● DIRECTIVE:
Locate each line of the material that contains the string "rest", treating uppercase and lowercase as different, and copy those lines.
------------------------------------
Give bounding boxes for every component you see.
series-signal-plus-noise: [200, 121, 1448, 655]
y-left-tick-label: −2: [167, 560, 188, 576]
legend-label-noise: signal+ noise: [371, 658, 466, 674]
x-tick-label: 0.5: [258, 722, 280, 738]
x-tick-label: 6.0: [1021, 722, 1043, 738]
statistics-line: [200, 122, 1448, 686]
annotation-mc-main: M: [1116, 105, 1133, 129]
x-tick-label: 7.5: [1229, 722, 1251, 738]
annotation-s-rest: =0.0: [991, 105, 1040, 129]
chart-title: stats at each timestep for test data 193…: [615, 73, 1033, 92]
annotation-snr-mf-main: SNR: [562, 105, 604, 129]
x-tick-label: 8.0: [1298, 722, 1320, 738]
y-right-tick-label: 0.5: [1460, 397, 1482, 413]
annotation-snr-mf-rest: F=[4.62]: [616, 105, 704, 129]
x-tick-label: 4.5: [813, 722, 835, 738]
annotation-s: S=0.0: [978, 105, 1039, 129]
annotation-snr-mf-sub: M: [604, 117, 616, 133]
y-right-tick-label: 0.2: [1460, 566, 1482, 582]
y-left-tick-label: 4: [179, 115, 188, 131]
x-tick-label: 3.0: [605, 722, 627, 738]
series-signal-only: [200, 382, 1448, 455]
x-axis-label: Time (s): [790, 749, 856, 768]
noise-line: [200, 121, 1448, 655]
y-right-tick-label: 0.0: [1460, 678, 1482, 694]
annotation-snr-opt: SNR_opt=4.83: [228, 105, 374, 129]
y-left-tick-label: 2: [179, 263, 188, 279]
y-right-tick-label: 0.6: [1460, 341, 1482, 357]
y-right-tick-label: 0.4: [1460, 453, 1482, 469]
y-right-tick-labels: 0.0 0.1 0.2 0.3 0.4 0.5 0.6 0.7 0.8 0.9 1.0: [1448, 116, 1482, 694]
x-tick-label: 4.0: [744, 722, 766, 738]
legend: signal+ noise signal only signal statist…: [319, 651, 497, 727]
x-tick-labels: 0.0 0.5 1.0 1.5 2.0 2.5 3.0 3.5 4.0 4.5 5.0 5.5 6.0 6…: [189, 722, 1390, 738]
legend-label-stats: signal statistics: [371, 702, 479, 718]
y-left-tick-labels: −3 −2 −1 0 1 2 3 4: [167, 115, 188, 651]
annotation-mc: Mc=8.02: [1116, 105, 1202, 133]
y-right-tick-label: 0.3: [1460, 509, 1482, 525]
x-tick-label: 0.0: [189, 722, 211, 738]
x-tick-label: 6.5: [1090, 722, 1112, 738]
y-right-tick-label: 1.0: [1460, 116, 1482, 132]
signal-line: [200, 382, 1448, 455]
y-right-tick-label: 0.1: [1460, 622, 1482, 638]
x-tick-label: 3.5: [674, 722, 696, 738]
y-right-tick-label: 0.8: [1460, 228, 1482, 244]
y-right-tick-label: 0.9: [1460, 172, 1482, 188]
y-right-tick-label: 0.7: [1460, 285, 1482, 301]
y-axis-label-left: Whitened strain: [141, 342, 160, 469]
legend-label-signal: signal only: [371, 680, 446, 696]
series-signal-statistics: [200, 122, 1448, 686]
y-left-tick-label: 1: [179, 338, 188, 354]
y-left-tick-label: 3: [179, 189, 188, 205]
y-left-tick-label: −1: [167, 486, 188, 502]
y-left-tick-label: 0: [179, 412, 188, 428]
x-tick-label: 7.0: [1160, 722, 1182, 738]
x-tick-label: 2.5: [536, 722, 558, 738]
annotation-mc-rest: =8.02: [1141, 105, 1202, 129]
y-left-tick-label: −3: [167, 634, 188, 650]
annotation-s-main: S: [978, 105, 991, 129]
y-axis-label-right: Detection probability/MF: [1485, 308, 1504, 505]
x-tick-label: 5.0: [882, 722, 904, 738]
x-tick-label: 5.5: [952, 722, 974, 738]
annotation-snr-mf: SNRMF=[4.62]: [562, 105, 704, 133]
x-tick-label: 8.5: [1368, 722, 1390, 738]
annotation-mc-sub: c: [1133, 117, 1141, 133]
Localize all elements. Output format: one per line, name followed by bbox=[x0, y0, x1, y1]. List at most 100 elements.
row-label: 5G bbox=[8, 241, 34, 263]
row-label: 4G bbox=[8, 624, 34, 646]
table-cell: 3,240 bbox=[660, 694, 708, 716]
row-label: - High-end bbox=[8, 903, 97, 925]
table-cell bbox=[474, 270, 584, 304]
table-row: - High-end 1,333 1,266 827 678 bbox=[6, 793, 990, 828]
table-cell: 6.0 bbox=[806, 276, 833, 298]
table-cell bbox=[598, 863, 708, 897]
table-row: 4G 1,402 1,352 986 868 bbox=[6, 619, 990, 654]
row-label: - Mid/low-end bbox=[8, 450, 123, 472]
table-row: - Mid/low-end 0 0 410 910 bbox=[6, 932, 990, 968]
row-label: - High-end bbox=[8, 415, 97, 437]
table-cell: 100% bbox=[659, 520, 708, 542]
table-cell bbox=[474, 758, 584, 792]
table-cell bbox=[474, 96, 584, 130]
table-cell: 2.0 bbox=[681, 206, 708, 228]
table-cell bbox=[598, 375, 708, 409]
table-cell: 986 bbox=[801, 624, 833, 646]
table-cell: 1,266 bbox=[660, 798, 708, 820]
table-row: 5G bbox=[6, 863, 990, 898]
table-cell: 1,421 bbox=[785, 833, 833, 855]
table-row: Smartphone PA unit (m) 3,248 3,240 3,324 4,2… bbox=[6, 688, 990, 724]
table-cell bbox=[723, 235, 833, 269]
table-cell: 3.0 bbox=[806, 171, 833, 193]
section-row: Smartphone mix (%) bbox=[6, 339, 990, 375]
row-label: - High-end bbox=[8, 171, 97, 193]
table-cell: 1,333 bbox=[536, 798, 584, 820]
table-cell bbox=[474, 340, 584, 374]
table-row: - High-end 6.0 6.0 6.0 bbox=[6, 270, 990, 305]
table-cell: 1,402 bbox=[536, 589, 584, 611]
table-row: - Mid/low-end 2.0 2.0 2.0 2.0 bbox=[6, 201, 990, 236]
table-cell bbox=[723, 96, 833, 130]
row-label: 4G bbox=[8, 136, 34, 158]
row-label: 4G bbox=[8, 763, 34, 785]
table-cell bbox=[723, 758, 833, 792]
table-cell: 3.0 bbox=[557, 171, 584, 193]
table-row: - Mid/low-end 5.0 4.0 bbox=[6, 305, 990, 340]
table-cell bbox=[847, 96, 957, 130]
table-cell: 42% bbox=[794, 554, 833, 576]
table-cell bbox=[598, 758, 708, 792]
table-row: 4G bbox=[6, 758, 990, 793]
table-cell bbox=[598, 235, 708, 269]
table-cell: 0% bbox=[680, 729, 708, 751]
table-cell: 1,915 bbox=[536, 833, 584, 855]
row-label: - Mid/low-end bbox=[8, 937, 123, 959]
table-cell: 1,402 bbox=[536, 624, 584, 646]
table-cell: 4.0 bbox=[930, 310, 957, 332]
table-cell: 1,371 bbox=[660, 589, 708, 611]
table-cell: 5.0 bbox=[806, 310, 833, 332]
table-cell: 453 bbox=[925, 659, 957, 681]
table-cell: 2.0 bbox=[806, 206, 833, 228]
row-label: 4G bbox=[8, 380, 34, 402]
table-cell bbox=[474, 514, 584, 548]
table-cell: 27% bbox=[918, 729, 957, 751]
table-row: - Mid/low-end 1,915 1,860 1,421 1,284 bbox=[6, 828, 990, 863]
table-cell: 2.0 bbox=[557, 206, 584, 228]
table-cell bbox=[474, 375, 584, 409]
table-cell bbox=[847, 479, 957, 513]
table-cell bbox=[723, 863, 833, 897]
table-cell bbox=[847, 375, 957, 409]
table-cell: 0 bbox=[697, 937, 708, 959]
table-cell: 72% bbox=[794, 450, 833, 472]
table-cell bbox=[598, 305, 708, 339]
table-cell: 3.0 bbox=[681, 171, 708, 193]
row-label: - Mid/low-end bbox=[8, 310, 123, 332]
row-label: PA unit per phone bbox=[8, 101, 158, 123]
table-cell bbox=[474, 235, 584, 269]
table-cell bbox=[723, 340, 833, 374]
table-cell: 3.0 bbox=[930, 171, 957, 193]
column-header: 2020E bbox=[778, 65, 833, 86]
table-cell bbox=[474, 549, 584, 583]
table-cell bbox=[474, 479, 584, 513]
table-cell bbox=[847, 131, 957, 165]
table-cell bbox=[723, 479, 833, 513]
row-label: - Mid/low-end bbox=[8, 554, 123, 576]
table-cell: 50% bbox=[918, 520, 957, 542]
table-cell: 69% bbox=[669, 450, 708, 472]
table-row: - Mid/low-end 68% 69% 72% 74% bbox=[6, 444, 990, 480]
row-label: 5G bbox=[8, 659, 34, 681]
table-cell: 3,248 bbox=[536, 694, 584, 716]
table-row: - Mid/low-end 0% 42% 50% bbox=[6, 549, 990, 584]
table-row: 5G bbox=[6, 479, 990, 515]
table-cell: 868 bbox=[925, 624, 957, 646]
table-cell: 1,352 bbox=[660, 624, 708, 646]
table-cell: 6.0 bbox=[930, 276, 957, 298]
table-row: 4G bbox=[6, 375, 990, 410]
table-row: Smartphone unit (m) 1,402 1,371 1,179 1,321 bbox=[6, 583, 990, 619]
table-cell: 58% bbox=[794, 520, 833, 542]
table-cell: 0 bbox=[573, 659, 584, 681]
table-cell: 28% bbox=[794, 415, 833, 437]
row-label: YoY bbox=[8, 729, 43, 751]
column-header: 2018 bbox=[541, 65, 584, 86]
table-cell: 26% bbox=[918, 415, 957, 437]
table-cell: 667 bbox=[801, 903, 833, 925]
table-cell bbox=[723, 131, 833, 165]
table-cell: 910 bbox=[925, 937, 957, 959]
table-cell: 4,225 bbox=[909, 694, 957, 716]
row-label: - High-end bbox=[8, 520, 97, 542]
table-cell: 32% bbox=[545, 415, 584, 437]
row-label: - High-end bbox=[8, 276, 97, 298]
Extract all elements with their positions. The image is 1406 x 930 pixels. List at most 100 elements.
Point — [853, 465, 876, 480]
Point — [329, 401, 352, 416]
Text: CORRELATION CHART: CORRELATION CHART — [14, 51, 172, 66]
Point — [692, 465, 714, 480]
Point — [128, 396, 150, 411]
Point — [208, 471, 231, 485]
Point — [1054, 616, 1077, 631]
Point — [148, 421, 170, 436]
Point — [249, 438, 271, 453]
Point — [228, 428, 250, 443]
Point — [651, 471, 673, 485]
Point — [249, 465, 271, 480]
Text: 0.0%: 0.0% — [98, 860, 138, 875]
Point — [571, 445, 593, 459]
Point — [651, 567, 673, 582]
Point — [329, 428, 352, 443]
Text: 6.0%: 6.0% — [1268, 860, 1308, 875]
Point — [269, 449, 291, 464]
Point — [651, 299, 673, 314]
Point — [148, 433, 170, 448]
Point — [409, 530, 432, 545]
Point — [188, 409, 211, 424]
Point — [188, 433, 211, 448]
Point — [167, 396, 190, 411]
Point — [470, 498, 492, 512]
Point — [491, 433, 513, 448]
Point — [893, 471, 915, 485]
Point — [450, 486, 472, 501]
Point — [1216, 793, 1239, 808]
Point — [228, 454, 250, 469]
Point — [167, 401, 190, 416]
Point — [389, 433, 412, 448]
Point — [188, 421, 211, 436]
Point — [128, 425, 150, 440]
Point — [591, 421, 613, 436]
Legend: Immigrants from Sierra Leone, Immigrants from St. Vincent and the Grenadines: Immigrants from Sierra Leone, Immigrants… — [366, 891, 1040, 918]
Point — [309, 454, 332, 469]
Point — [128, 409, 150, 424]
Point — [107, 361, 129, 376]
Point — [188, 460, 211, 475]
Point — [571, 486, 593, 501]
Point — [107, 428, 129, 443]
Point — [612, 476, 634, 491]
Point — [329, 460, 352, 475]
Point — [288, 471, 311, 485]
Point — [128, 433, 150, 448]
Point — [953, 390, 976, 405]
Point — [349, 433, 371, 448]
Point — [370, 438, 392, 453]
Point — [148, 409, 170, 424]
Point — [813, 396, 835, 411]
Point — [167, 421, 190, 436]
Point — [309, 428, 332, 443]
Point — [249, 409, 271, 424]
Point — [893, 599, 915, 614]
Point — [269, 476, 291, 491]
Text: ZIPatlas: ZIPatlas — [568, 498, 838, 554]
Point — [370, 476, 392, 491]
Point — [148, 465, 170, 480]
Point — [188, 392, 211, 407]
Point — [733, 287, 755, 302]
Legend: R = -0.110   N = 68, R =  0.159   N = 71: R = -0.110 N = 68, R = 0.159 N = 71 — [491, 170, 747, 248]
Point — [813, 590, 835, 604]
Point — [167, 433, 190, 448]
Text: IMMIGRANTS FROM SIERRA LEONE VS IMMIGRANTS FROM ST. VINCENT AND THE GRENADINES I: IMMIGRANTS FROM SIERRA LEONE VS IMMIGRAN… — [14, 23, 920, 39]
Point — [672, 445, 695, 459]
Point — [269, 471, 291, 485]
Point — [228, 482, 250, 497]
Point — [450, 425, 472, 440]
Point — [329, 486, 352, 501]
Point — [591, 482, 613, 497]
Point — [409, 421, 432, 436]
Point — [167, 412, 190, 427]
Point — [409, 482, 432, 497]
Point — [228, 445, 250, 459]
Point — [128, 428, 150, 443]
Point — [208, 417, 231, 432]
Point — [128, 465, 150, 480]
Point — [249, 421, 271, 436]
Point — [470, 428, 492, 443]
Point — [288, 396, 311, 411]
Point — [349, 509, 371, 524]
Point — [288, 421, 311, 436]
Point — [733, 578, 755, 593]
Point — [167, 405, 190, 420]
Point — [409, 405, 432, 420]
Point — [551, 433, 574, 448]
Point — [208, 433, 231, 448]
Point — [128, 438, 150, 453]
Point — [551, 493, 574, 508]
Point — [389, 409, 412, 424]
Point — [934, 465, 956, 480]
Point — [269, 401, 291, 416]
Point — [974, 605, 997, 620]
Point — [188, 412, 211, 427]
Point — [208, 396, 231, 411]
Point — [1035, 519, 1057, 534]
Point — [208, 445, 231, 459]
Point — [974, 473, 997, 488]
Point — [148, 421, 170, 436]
------------------------------------
● THE ANSWER:
annotation-s-rest: =0.0: [991, 105, 1040, 129]
annotation-snr-mf-rest: F=[4.62]: [616, 105, 704, 129]
annotation-mc-rest: =8.02: [1141, 105, 1202, 129]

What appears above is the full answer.